### Your goal
Return all entries precisely as they stand, without the images.

___ Given data ___

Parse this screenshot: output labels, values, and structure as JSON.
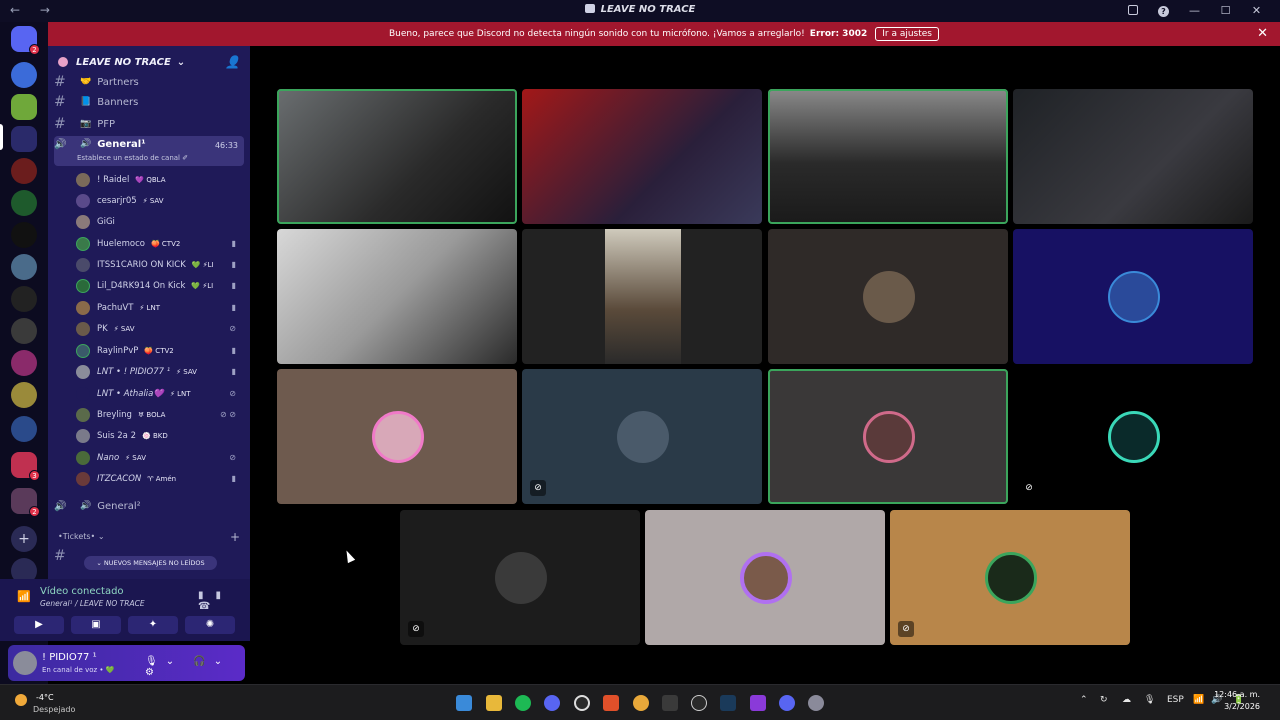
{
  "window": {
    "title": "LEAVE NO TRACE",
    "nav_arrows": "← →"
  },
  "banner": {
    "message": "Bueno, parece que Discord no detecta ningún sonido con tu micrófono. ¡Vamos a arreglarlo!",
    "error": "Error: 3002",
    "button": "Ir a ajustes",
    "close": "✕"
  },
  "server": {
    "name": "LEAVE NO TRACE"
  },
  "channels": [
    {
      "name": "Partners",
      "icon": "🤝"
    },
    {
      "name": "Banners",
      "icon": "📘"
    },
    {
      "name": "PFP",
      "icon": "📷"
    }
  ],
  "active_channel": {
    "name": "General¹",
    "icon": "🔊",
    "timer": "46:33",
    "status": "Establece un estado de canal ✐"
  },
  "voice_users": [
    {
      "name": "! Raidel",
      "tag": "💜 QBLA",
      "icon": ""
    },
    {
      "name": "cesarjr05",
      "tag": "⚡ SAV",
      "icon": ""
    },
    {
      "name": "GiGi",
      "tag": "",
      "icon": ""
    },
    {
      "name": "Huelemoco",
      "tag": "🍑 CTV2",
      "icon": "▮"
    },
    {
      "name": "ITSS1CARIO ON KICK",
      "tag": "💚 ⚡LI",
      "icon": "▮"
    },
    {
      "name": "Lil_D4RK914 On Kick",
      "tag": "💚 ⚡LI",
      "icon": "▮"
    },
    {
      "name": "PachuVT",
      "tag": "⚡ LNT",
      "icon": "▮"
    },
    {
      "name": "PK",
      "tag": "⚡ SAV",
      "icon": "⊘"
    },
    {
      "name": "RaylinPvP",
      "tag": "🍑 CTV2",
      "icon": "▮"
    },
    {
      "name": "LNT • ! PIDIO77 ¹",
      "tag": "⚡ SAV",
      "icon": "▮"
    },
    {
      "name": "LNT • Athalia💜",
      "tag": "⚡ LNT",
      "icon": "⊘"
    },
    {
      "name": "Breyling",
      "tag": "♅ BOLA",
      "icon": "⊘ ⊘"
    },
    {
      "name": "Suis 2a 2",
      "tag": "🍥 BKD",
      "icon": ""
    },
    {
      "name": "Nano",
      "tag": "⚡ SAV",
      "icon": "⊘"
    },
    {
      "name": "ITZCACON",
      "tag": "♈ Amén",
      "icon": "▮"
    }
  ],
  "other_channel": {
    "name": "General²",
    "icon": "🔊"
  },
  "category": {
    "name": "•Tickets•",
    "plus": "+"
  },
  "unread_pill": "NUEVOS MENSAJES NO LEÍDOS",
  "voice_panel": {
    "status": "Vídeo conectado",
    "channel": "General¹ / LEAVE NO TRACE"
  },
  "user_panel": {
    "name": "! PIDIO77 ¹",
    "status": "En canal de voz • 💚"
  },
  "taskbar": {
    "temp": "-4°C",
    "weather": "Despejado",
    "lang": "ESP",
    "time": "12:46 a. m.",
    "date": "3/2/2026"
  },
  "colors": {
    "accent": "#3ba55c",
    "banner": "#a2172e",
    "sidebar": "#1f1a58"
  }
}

___

### Completed exercise
Parse this screenshot: output labels, values, and structure as JSON.
{
  "window": {
    "title": "LEAVE NO TRACE",
    "nav_arrows": "← →"
  },
  "banner": {
    "message": "Bueno, parece que Discord no detecta ningún sonido con tu micrófono. ¡Vamos a arreglarlo!",
    "error": "Error: 3002",
    "button": "Ir a ajustes",
    "close": "✕"
  },
  "server": {
    "name": "LEAVE NO TRACE"
  },
  "channels": [
    {
      "name": "Partners",
      "icon": "🤝"
    },
    {
      "name": "Banners",
      "icon": "📘"
    },
    {
      "name": "PFP",
      "icon": "📷"
    }
  ],
  "active_channel": {
    "name": "General¹",
    "icon": "🔊",
    "timer": "46:33",
    "status": "Establece un estado de canal ✐"
  },
  "voice_users": [
    {
      "name": "! Raidel",
      "tag": "💜 QBLA",
      "icon": ""
    },
    {
      "name": "cesarjr05",
      "tag": "⚡ SAV",
      "icon": ""
    },
    {
      "name": "GiGi",
      "tag": "",
      "icon": ""
    },
    {
      "name": "Huelemoco",
      "tag": "🍑 CTV2",
      "icon": "▮"
    },
    {
      "name": "ITSS1CARIO ON KICK",
      "tag": "💚 ⚡LI",
      "icon": "▮"
    },
    {
      "name": "Lil_D4RK914 On Kick",
      "tag": "💚 ⚡LI",
      "icon": "▮"
    },
    {
      "name": "PachuVT",
      "tag": "⚡ LNT",
      "icon": "▮"
    },
    {
      "name": "PK",
      "tag": "⚡ SAV",
      "icon": "⊘"
    },
    {
      "name": "RaylinPvP",
      "tag": "🍑 CTV2",
      "icon": "▮"
    },
    {
      "name": "LNT • ! PIDIO77 ¹",
      "tag": "⚡ SAV",
      "icon": "▮"
    },
    {
      "name": "LNT • Athalia💜",
      "tag": "⚡ LNT",
      "icon": "⊘"
    },
    {
      "name": "Breyling",
      "tag": "♅ BOLA",
      "icon": "⊘ ⊘"
    },
    {
      "name": "Suis 2a 2",
      "tag": "🍥 BKD",
      "icon": ""
    },
    {
      "name": "Nano",
      "tag": "⚡ SAV",
      "icon": "⊘"
    },
    {
      "name": "ITZCACON",
      "tag": "♈ Amén",
      "icon": "▮"
    }
  ],
  "other_channel": {
    "name": "General²",
    "icon": "🔊"
  },
  "category": {
    "name": "•Tickets•",
    "plus": "+"
  },
  "unread_pill": "NUEVOS MENSAJES NO LEÍDOS",
  "voice_panel": {
    "status": "Vídeo conectado",
    "channel": "General¹ / LEAVE NO TRACE"
  },
  "user_panel": {
    "name": "! PIDIO77 ¹",
    "status": "En canal de voz • 💚"
  },
  "taskbar": {
    "temp": "-4°C",
    "weather": "Despejado",
    "lang": "ESP",
    "time": "12:46 a. m.",
    "date": "3/2/2026"
  },
  "colors": {
    "accent": "#3ba55c",
    "banner": "#a2172e",
    "sidebar": "#1f1a58"
  }
}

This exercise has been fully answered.